Stored entries
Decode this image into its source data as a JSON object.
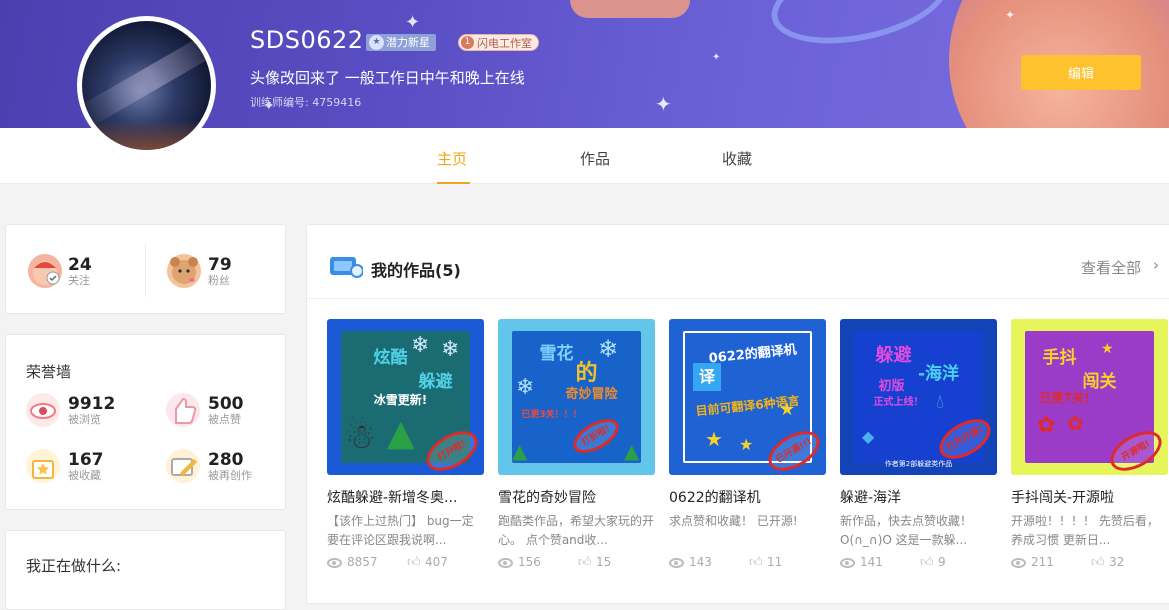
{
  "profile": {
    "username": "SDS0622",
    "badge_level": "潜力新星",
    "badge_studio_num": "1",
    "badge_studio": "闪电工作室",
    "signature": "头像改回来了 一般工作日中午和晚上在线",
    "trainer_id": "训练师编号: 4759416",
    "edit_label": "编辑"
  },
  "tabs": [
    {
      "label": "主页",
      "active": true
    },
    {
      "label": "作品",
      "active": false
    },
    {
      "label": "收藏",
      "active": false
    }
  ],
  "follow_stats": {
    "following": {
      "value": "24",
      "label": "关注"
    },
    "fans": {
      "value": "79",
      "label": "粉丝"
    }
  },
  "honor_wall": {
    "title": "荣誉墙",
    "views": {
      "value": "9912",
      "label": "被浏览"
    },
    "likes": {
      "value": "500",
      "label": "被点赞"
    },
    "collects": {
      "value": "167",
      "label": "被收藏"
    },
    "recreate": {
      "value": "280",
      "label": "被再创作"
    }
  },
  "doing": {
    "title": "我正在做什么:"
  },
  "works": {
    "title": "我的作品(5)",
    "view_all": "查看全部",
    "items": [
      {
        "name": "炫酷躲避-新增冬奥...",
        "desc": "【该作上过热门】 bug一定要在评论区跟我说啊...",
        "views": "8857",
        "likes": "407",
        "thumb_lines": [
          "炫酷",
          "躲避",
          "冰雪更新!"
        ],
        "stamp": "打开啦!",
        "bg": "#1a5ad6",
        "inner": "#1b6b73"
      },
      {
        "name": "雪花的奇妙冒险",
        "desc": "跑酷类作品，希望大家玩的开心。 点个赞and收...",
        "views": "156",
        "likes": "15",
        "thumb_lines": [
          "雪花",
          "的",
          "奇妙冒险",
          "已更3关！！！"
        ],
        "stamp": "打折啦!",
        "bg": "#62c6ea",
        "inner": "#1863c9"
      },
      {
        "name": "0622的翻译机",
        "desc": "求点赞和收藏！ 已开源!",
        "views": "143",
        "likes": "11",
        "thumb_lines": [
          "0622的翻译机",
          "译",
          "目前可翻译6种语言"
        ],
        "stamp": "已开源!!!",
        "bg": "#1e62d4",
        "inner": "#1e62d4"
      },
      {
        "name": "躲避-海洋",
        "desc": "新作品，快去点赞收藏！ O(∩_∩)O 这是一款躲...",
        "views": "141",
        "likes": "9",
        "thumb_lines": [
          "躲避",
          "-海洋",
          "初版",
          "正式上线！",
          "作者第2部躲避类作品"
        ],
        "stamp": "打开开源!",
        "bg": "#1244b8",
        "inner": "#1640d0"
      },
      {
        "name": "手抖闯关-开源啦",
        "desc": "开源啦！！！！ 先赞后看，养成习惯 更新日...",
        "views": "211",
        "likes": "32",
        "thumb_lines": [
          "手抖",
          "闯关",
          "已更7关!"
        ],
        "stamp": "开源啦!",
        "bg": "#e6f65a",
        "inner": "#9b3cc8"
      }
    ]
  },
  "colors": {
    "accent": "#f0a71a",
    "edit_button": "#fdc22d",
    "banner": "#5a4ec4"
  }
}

* * *

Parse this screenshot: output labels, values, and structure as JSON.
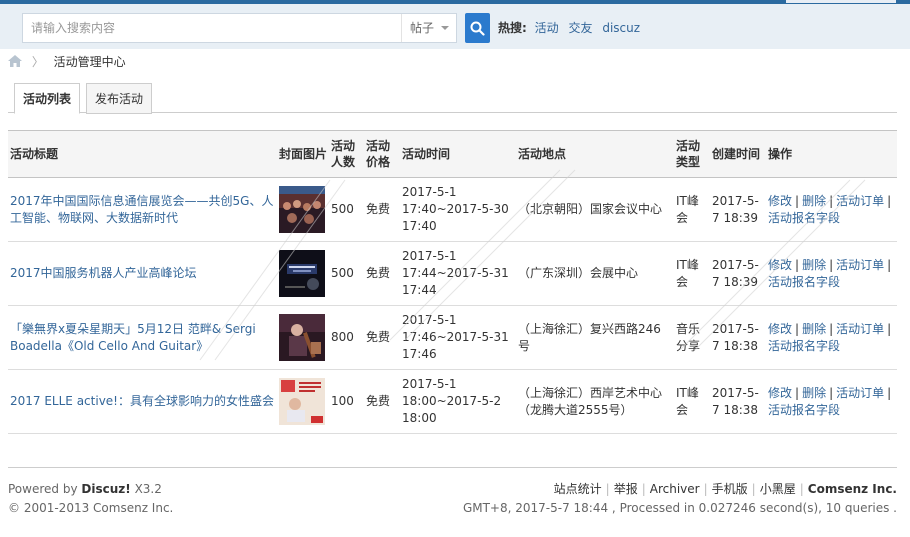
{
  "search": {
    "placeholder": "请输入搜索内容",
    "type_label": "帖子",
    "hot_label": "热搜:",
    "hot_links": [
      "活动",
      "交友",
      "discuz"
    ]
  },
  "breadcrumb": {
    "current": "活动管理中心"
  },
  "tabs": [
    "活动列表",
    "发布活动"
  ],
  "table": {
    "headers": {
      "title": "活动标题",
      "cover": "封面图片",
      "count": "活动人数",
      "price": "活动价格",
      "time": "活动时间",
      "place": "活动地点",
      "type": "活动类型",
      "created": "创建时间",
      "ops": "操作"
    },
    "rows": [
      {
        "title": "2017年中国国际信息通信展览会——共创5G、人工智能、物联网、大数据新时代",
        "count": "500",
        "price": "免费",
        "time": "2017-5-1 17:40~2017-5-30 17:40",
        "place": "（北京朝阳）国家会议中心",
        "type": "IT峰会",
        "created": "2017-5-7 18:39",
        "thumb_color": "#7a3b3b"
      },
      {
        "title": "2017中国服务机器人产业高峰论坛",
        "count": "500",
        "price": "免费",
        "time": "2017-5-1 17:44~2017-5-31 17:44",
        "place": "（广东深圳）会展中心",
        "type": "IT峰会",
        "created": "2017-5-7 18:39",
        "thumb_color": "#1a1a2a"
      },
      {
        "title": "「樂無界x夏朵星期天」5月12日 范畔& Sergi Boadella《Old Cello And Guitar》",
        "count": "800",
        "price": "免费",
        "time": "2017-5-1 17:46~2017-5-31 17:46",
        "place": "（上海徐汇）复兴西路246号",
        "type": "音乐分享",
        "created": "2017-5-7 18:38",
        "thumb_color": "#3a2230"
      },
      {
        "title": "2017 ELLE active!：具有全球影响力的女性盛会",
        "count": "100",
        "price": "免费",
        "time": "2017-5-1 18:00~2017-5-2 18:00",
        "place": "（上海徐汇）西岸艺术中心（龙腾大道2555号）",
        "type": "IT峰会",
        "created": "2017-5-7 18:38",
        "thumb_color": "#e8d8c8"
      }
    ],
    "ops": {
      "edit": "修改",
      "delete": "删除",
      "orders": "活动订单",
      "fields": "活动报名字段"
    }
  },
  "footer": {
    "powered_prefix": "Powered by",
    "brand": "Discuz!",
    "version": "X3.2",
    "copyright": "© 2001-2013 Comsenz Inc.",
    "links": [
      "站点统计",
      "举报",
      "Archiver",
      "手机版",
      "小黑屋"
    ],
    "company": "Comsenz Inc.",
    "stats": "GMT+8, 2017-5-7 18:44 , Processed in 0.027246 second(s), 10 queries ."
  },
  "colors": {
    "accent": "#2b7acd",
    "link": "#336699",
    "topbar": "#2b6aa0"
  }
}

---

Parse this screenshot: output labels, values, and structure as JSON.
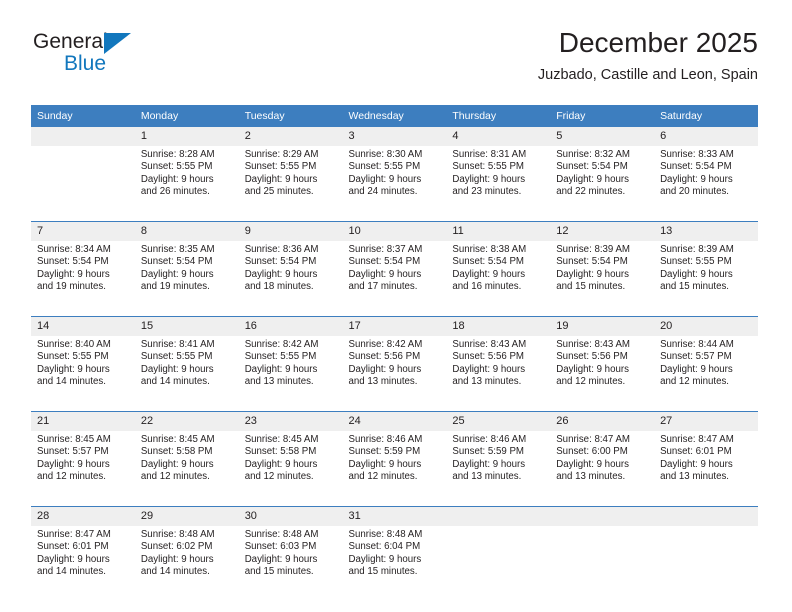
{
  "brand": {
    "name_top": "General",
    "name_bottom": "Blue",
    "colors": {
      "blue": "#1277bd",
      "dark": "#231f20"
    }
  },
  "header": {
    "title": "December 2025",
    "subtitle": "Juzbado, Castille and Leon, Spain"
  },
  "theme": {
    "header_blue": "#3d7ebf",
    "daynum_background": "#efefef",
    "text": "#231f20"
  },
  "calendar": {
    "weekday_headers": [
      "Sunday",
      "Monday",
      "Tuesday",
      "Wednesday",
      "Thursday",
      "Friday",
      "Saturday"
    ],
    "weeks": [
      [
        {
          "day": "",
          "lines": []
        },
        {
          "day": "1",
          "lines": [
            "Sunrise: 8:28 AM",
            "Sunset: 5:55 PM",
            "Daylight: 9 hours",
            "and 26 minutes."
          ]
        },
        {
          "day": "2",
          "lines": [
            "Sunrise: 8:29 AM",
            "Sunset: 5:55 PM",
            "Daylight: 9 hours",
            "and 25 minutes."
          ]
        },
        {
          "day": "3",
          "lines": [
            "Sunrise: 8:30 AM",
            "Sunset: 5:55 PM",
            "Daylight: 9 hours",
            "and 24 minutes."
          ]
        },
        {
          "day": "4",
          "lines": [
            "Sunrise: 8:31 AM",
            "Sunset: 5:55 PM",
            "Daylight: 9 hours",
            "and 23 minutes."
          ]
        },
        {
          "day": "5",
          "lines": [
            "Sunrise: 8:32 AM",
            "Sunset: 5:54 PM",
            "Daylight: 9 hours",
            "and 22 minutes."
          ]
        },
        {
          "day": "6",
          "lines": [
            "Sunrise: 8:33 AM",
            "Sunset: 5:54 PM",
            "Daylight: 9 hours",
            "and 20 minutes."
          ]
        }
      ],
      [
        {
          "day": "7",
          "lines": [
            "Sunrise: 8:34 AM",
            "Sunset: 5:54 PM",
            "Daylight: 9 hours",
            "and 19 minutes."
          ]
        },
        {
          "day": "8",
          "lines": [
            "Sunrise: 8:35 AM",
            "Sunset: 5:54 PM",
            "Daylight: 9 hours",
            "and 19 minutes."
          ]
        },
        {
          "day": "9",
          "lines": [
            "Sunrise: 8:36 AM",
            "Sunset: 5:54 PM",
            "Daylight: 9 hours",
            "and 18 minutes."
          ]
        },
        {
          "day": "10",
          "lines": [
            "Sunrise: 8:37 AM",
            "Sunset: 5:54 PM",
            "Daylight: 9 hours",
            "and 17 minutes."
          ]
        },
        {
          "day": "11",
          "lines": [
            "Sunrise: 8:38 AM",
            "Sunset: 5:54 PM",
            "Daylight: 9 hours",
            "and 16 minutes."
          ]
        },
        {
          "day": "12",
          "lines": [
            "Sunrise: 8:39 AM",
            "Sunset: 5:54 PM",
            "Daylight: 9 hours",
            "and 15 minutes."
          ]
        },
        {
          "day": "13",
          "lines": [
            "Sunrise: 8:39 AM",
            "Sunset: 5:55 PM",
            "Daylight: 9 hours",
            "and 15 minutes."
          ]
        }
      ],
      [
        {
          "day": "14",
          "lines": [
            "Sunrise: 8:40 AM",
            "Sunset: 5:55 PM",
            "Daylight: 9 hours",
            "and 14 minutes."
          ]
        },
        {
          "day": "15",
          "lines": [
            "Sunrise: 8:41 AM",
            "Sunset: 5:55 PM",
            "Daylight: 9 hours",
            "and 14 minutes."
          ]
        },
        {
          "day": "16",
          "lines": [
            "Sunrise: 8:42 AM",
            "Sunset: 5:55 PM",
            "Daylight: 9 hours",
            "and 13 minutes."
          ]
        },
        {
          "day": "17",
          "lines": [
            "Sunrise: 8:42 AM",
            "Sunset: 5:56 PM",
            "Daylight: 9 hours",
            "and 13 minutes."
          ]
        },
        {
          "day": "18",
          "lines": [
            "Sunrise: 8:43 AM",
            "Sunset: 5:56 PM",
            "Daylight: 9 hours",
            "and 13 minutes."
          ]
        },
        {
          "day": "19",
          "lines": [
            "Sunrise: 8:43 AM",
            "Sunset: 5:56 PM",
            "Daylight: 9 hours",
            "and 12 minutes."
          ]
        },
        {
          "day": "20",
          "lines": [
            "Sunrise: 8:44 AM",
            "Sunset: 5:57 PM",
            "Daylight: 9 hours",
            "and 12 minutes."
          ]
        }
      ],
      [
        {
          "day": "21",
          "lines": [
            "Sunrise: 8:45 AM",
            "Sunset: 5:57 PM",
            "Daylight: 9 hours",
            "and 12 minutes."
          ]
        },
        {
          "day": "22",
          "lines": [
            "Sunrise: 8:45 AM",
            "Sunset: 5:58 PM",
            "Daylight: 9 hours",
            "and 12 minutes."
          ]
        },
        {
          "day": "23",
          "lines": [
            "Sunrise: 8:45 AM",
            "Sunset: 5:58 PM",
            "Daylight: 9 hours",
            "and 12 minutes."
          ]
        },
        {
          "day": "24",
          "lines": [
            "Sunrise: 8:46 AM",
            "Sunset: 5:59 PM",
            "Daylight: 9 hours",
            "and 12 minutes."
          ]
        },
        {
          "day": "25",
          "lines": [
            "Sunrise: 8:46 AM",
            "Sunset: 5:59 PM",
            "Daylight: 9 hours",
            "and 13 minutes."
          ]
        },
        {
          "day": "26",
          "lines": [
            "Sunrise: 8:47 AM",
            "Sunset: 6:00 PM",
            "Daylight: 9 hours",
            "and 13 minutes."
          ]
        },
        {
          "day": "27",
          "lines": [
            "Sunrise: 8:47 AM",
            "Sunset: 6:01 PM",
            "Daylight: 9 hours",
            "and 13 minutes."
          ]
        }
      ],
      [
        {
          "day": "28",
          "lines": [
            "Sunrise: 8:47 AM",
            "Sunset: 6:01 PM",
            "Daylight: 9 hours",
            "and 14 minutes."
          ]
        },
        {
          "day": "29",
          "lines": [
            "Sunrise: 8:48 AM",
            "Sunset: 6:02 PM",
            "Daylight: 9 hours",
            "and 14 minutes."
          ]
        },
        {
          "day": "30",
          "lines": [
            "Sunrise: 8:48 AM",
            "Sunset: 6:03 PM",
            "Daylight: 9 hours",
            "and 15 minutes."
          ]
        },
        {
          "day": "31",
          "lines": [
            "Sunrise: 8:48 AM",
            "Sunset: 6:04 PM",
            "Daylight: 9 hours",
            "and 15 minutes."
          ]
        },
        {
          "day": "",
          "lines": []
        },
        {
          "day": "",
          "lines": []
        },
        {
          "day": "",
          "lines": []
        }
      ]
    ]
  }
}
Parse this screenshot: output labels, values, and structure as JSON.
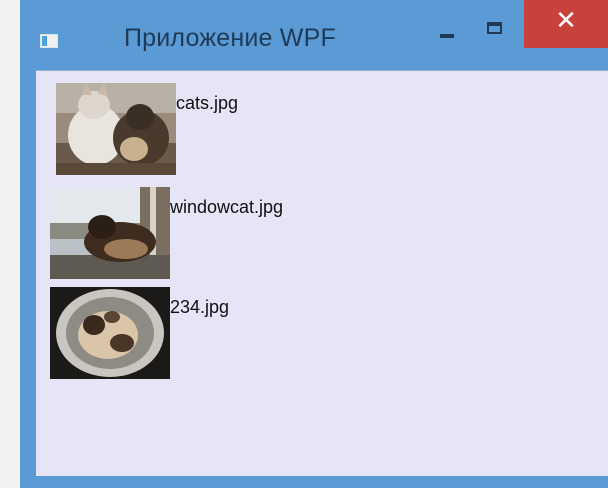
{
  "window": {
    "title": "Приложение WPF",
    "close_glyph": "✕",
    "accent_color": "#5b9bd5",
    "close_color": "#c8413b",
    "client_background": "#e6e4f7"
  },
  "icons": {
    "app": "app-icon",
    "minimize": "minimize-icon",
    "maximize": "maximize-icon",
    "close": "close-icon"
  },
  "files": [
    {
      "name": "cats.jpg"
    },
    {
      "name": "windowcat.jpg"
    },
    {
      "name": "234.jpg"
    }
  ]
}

DIRECTIVE: Write out every line of the listing that holds the word "stamp".

EXPECTED OUTPUT:
        "stamp": "打开啦!",
        "stamp": "打折啦!",
        "stamp": "已开源!!!",
        "stamp": "打开开源!",
        "stamp": "开源啦!",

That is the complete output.